**Task data:**
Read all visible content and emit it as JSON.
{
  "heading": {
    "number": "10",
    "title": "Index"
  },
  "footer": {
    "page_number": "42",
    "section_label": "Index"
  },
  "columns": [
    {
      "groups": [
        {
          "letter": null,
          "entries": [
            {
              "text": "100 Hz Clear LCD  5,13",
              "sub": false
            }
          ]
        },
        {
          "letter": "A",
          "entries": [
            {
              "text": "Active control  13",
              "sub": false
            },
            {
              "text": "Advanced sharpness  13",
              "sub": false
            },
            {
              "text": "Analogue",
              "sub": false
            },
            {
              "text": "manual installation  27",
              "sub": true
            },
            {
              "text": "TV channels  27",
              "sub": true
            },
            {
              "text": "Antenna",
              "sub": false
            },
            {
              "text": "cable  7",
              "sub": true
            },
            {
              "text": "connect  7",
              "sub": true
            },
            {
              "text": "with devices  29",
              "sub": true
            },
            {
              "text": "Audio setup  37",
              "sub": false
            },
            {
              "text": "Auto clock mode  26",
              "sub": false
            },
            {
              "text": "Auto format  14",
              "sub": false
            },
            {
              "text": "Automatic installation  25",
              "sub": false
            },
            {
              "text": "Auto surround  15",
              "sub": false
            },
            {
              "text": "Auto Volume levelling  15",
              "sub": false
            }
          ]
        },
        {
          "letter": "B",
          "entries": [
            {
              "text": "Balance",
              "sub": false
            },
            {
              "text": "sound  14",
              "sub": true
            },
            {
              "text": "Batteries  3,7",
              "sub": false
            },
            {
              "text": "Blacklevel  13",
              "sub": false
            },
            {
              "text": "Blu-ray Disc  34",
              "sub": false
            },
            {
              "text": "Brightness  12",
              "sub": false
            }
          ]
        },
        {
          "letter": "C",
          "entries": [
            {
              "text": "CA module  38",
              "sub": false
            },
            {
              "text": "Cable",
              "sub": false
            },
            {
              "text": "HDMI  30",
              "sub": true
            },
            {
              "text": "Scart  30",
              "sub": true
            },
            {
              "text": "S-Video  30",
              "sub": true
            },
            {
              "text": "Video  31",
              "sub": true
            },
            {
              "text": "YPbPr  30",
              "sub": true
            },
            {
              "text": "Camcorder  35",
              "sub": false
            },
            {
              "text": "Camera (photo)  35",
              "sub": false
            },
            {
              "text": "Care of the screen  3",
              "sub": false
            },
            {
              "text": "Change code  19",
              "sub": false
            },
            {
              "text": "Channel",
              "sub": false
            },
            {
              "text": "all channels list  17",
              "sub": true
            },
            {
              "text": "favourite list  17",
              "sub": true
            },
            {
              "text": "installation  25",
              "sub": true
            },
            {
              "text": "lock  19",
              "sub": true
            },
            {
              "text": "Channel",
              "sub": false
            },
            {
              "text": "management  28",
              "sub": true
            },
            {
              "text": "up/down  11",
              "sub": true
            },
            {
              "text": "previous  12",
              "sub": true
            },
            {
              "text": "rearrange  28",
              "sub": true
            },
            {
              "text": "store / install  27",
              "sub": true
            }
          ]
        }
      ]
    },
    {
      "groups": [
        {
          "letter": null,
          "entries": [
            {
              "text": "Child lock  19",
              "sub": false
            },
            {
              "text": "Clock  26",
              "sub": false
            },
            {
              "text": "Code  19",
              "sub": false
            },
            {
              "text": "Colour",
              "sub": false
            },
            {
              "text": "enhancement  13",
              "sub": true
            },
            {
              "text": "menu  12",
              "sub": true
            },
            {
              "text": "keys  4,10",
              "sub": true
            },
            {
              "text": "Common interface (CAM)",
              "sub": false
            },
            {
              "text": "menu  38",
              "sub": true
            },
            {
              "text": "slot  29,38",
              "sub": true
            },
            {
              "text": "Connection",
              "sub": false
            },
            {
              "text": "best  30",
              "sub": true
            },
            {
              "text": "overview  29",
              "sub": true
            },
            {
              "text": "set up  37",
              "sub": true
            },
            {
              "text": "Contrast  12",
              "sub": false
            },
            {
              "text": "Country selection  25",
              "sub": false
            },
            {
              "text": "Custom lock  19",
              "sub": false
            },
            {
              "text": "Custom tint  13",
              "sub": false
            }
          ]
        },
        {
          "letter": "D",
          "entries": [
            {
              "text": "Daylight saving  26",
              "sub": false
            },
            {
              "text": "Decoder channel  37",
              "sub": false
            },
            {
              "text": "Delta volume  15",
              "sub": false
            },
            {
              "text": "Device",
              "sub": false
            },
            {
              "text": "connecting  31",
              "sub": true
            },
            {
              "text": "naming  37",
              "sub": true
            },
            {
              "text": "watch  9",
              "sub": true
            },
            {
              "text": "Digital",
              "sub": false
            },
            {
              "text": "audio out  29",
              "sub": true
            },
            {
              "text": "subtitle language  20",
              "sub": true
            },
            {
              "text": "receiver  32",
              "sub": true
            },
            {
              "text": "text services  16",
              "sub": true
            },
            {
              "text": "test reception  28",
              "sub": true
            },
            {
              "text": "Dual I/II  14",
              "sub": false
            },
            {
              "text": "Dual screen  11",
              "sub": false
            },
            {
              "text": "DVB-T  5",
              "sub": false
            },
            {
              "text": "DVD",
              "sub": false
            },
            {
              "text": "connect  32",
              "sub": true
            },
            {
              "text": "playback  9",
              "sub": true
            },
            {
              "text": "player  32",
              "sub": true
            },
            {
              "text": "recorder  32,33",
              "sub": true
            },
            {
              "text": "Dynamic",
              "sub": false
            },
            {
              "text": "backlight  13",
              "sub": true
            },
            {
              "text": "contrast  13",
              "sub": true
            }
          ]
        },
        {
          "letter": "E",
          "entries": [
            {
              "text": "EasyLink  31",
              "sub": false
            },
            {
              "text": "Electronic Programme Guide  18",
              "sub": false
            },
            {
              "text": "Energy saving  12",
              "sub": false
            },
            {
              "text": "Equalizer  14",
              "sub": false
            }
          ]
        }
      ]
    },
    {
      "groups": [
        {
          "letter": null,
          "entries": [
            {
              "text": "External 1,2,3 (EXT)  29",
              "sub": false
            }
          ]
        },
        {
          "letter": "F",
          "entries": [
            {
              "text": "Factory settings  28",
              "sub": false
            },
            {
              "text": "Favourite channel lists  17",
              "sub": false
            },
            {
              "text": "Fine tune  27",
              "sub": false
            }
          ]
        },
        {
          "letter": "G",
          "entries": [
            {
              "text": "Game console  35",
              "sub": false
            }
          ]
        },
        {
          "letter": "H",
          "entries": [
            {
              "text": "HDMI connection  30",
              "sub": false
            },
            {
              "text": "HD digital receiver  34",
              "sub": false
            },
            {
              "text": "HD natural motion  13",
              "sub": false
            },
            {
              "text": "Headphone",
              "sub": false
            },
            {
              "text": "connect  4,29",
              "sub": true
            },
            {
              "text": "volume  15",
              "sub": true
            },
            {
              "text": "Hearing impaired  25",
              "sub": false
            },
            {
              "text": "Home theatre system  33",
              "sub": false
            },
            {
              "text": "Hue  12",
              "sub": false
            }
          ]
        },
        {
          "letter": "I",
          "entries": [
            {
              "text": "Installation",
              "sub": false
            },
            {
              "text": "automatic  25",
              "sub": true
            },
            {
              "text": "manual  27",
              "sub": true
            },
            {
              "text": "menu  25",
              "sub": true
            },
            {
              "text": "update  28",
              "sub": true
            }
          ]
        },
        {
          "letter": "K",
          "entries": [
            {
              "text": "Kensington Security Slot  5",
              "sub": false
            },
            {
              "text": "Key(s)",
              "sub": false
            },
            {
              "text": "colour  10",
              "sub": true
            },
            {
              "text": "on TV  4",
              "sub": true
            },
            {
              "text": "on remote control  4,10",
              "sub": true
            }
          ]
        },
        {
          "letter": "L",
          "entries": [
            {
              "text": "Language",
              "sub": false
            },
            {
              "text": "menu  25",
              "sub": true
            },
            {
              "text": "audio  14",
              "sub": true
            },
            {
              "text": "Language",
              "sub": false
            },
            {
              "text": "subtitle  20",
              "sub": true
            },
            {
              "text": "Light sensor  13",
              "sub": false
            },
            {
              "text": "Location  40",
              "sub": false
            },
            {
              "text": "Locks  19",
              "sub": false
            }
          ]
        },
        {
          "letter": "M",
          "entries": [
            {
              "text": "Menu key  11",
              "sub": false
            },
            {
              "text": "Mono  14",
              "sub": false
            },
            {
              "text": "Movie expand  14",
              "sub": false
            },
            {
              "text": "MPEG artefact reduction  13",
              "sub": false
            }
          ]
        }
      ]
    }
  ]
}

**Short exercise:**
Wherever a line in the data above holds "screen", copy that line.

**Correct output:**
              "text": "Care of the screen  3",
              "text": "Dual screen  11",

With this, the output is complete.